> Required work: Write out the records that appear below, verbatim and complete, but without pictures.

══════════════════════════════

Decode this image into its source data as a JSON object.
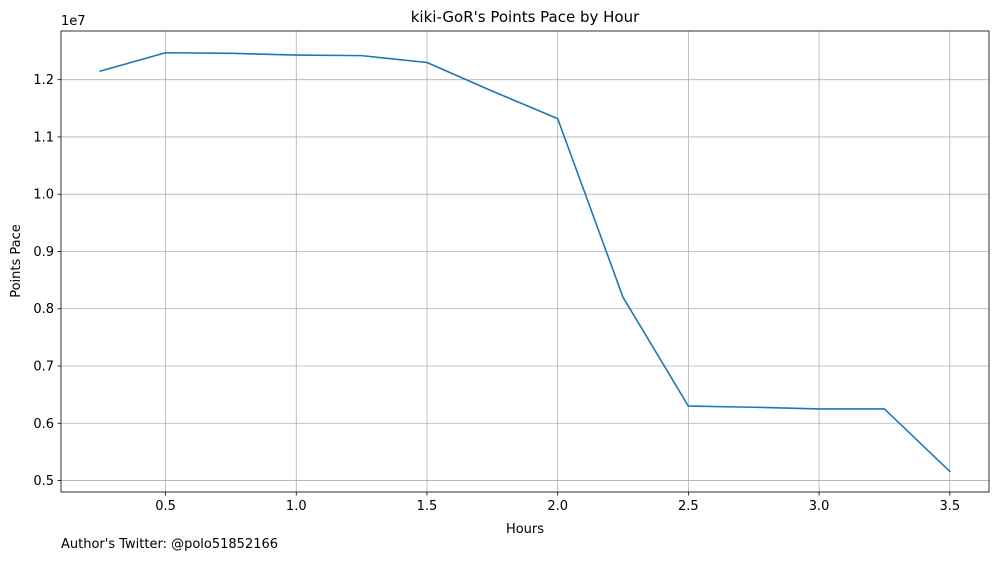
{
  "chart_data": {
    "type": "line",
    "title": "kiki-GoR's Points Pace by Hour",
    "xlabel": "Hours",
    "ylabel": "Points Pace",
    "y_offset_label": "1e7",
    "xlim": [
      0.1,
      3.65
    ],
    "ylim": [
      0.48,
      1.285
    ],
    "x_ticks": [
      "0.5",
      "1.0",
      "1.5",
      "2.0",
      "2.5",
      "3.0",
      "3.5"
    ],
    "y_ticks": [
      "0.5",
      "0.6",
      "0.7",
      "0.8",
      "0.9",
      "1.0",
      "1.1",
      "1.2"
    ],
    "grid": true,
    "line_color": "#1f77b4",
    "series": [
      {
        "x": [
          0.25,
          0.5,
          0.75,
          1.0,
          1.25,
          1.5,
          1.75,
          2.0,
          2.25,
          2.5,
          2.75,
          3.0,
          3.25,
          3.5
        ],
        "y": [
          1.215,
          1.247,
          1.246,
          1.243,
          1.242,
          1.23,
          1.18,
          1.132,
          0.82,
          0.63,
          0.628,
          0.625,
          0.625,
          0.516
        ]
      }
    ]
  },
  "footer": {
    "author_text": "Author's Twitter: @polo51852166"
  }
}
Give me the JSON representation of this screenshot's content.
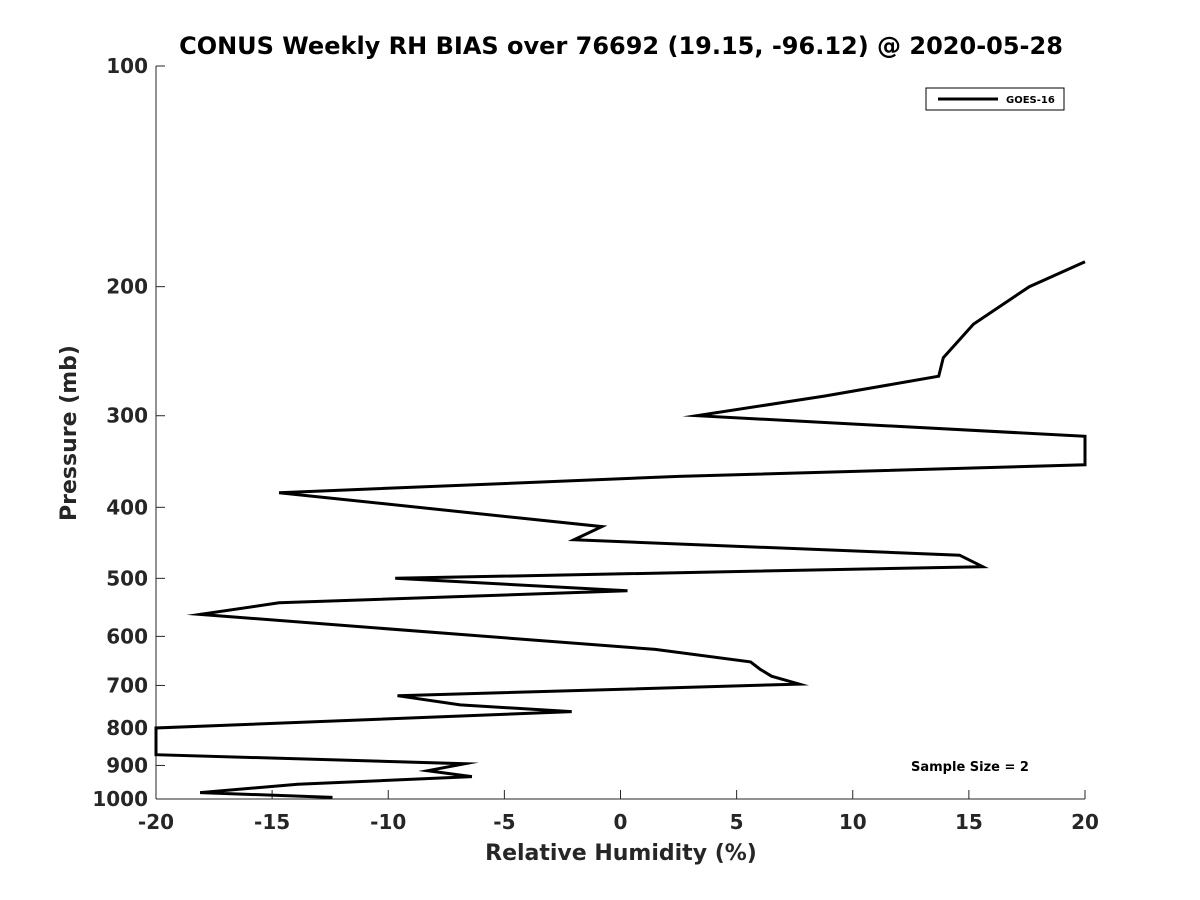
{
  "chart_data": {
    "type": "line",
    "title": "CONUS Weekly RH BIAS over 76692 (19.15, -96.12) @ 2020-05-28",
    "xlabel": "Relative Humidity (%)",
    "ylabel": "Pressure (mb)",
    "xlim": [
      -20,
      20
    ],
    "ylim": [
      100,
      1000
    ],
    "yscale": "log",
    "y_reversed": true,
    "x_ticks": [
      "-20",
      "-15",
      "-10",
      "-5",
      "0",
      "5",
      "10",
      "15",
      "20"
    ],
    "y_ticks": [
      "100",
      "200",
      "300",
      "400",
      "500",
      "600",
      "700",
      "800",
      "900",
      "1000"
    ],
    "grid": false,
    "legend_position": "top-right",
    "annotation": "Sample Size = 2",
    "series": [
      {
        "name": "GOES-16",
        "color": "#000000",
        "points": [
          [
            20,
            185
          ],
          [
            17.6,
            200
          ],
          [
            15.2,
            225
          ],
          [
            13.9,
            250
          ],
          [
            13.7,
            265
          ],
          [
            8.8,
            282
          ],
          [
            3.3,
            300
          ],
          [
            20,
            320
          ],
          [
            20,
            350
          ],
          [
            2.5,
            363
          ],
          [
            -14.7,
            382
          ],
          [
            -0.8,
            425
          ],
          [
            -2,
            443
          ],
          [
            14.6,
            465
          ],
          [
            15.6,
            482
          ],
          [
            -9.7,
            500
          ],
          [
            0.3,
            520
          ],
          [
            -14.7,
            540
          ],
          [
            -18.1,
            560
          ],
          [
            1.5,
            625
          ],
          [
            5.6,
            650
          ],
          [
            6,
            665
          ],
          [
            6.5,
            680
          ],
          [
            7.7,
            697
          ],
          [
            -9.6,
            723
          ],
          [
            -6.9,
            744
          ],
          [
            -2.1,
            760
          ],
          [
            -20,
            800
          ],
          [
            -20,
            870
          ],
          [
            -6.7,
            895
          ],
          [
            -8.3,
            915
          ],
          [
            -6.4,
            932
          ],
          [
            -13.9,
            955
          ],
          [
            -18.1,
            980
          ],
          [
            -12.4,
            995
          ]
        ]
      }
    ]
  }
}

══════════════════════════════

> Reply:
Decode this image into its source data as a JSON object.
{
  "chart_data": {
    "type": "line",
    "title": "kiki-GoR's Points Pace by Hour",
    "xlabel": "Hours",
    "ylabel": "Points Pace",
    "y_offset_label": "1e7",
    "xlim": [
      0.1,
      3.65
    ],
    "ylim": [
      0.48,
      1.285
    ],
    "x_ticks": [
      "0.5",
      "1.0",
      "1.5",
      "2.0",
      "2.5",
      "3.0",
      "3.5"
    ],
    "y_ticks": [
      "0.5",
      "0.6",
      "0.7",
      "0.8",
      "0.9",
      "1.0",
      "1.1",
      "1.2"
    ],
    "grid": true,
    "line_color": "#1f77b4",
    "series": [
      {
        "x": [
          0.25,
          0.5,
          0.75,
          1.0,
          1.25,
          1.5,
          1.75,
          2.0,
          2.25,
          2.5,
          2.75,
          3.0,
          3.25,
          3.5
        ],
        "y": [
          1.215,
          1.247,
          1.246,
          1.243,
          1.242,
          1.23,
          1.18,
          1.132,
          0.82,
          0.63,
          0.628,
          0.625,
          0.625,
          0.516
        ]
      }
    ]
  },
  "footer": {
    "author_text": "Author's Twitter: @polo51852166"
  }
}
Give me the JSON representation of this screenshot's content.
{
  "chart_data": {
    "type": "line",
    "title": "CONUS Weekly RH BIAS over 76692 (19.15, -96.12) @ 2020-05-28",
    "xlabel": "Relative Humidity (%)",
    "ylabel": "Pressure (mb)",
    "xlim": [
      -20,
      20
    ],
    "ylim": [
      100,
      1000
    ],
    "yscale": "log",
    "y_reversed": true,
    "x_ticks": [
      "-20",
      "-15",
      "-10",
      "-5",
      "0",
      "5",
      "10",
      "15",
      "20"
    ],
    "y_ticks": [
      "100",
      "200",
      "300",
      "400",
      "500",
      "600",
      "700",
      "800",
      "900",
      "1000"
    ],
    "grid": false,
    "legend_position": "top-right",
    "annotation": "Sample Size = 2",
    "series": [
      {
        "name": "GOES-16",
        "color": "#000000",
        "points": [
          [
            20,
            185
          ],
          [
            17.6,
            200
          ],
          [
            15.2,
            225
          ],
          [
            13.9,
            250
          ],
          [
            13.7,
            265
          ],
          [
            8.8,
            282
          ],
          [
            3.3,
            300
          ],
          [
            20,
            320
          ],
          [
            20,
            350
          ],
          [
            2.5,
            363
          ],
          [
            -14.7,
            382
          ],
          [
            -0.8,
            425
          ],
          [
            -2,
            443
          ],
          [
            14.6,
            465
          ],
          [
            15.6,
            482
          ],
          [
            -9.7,
            500
          ],
          [
            0.3,
            520
          ],
          [
            -14.7,
            540
          ],
          [
            -18.1,
            560
          ],
          [
            1.5,
            625
          ],
          [
            5.6,
            650
          ],
          [
            6,
            665
          ],
          [
            6.5,
            680
          ],
          [
            7.7,
            697
          ],
          [
            -9.6,
            723
          ],
          [
            -6.9,
            744
          ],
          [
            -2.1,
            760
          ],
          [
            -20,
            800
          ],
          [
            -20,
            870
          ],
          [
            -6.7,
            895
          ],
          [
            -8.3,
            915
          ],
          [
            -6.4,
            932
          ],
          [
            -13.9,
            955
          ],
          [
            -18.1,
            980
          ],
          [
            -12.4,
            995
          ]
        ]
      }
    ]
  }
}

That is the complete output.